Extract all lines in the data that contain the word "this".

## BEGIN

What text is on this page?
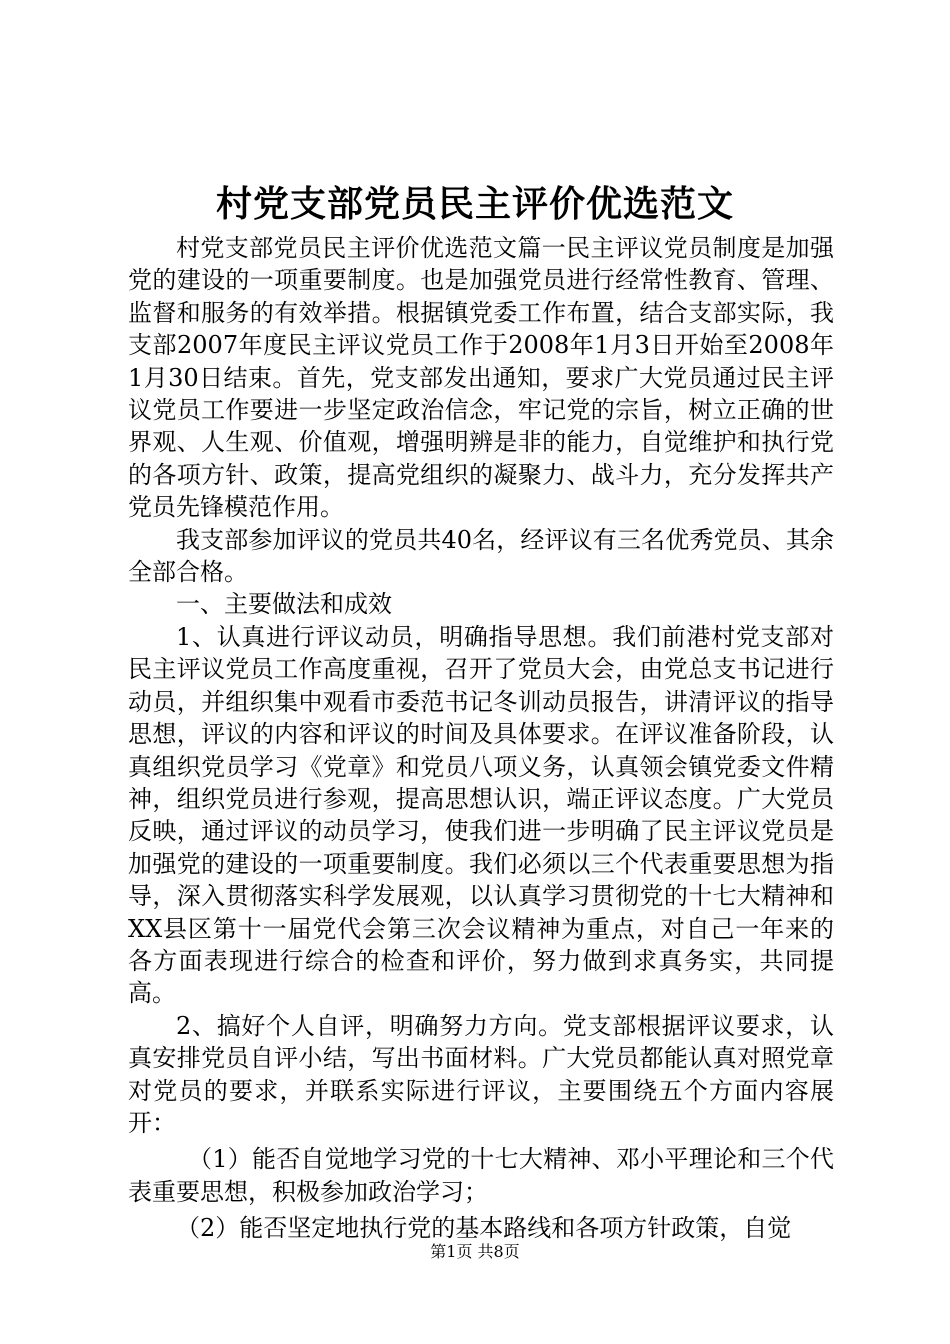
村党支部党员民主评价优选范文

村党支部党员民主评价优选范文篇一民主评议党员制度是加强党的建设的一项重要制度。也是加强党员进行经常性教育、管理、监督和服务的有效举措。根据镇党委工作布置，结合支部实际，我支部2007年度民主评议党员工作于2008年1月3日开始至2008年1月30日结束。首先，党支部发出通知，要求广大党员通过民主评议党员工作要进一步坚定政治信念，牢记党的宗旨，树立正确的世界观、人生观、价值观，增强明辨是非的能力，自觉维护和执行党的各项方针、政策，提高党组织的凝聚力、战斗力，充分发挥共产党员先锋模范作用。

我支部参加评议的党员共40名，经评议有三名优秀党员、其余全部合格。

一、主要做法和成效

1、认真进行评议动员，明确指导思想。我们前港村党支部对民主评议党员工作高度重视，召开了党员大会，由党总支书记进行动员，并组织集中观看市委范书记冬训动员报告，讲清评议的指导思想，评议的内容和评议的时间及具体要求。在评议准备阶段，认真组织党员学习《党章》和党员八项义务，认真领会镇党委文件精神，组织党员进行参观，提高思想认识，端正评议态度。广大党员反映，通过评议的动员学习，使我们进一步明确了民主评议党员是加强党的建设的一项重要制度。我们必须以三个代表重要思想为指导，深入贯彻落实科学发展观，以认真学习贯彻党的十七大精神和XX县区第十一届党代会第三次会议精神为重点，对自己一年来的各方面表现进行综合的检查和评价，努力做到求真务实，共同提高。

2、搞好个人自评，明确努力方向。党支部根据评议要求，认真安排党员自评小结，写出书面材料。广大党员都能认真对照党章对党员的要求，并联系实际进行评议，主要围绕五个方面内容展开：

（1）能否自觉地学习党的十七大精神、邓小平理论和三个代表重要思想，积极参加政治学习；

（2）能否坚定地执行党的基本路线和各项方针政策，自觉

第1页 共8页
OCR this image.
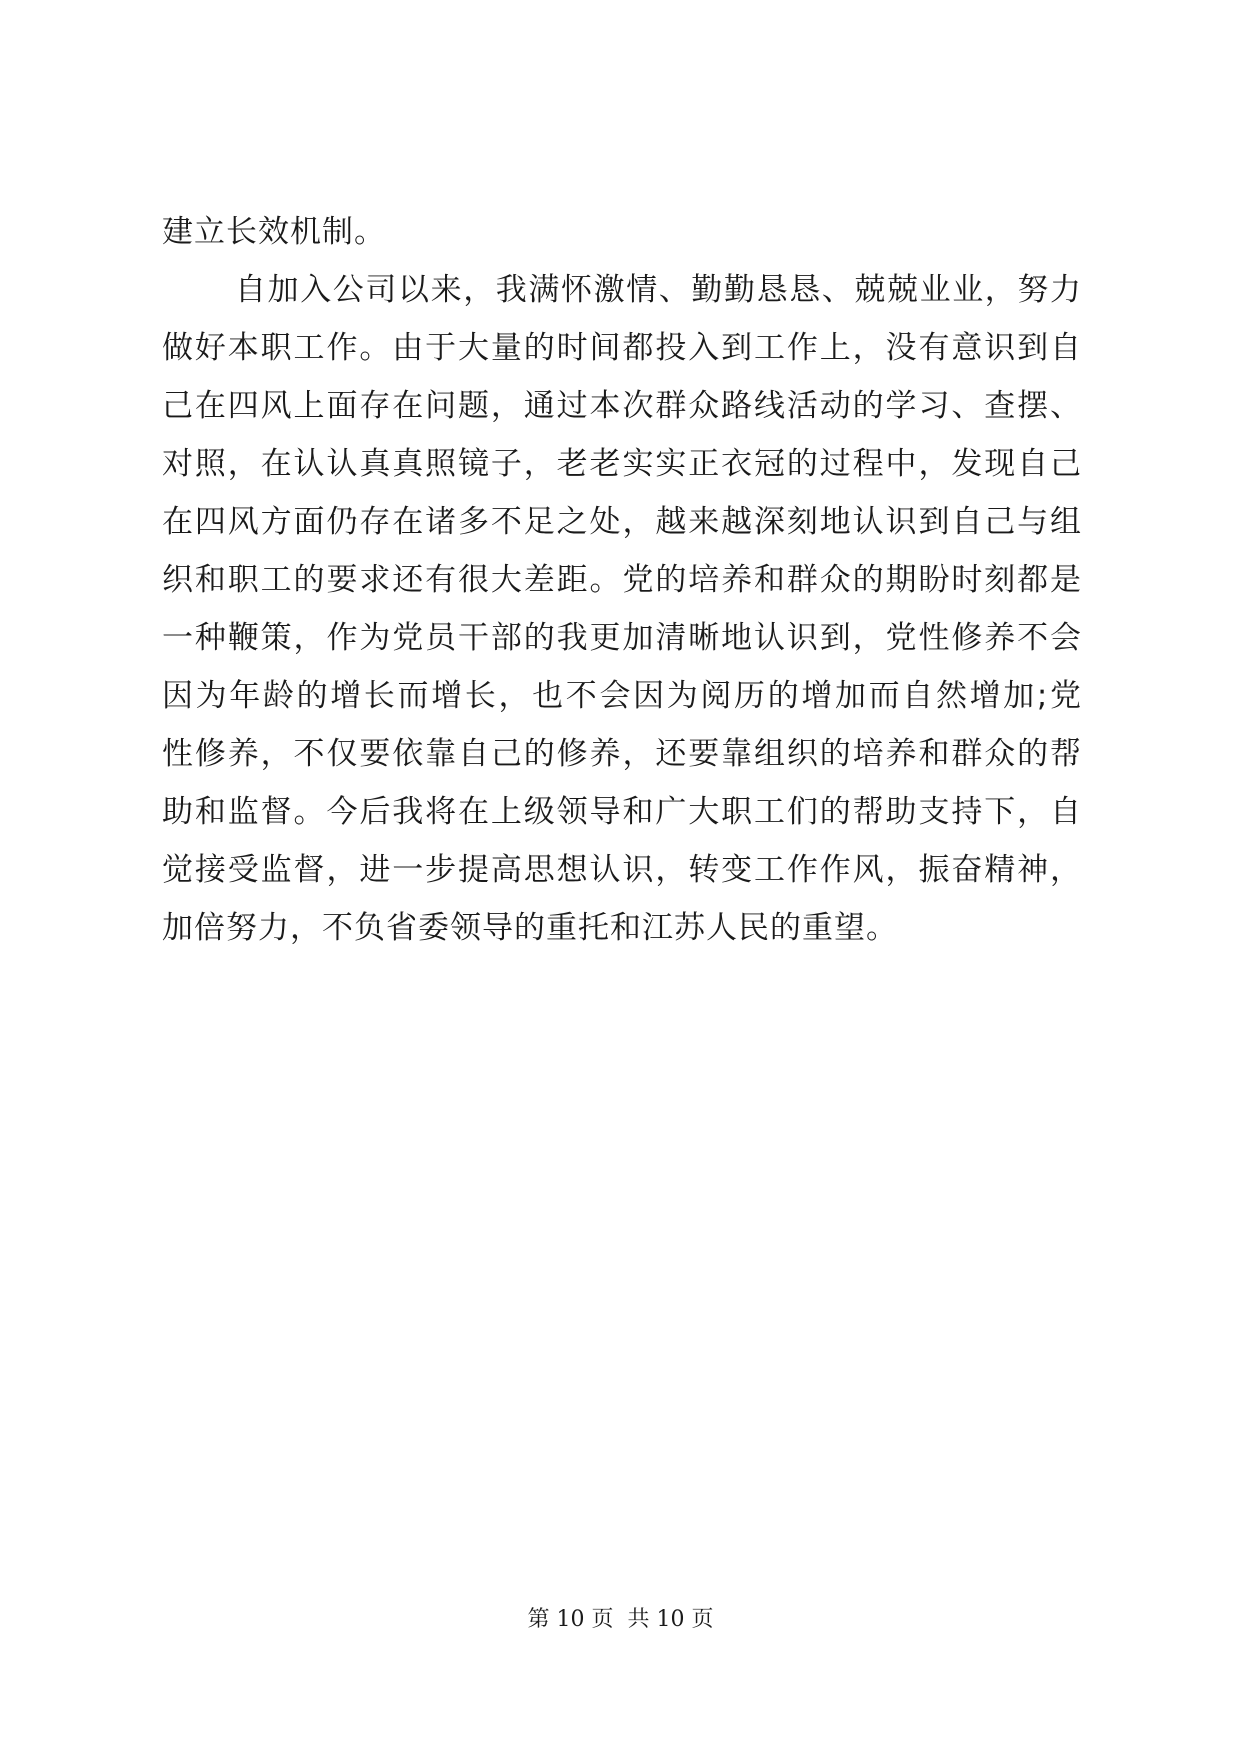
建立长效机制。
自加入公司以来，我满怀激情、勤勤恳恳、兢兢业业，努力
做好本职工作。由于大量的时间都投入到工作上，没有意识到自
己在四风上面存在问题，通过本次群众路线活动的学习、查摆、
对照，在认认真真照镜子，老老实实正衣冠的过程中，发现自己
在四风方面仍存在诸多不足之处，越来越深刻地认识到自己与组
织和职工的要求还有很大差距。党的培养和群众的期盼时刻都是
一种鞭策，作为党员干部的我更加清晰地认识到，党性修养不会
因为年龄的增长而增长，也不会因为阅历的增加而自然增加;党
性修养，不仅要依靠自己的修养，还要靠组织的培养和群众的帮
助和监督。今后我将在上级领导和广大职工们的帮助支持下，自
觉接受监督，进一步提高思想认识，转变工作作风，振奋精神，
加倍努力，不负省委领导的重托和江苏人民的重望。
第 10 页 共 10 页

## END

### OUTPUT OF THE EXERCISE
What text is on this page?
OCR this image.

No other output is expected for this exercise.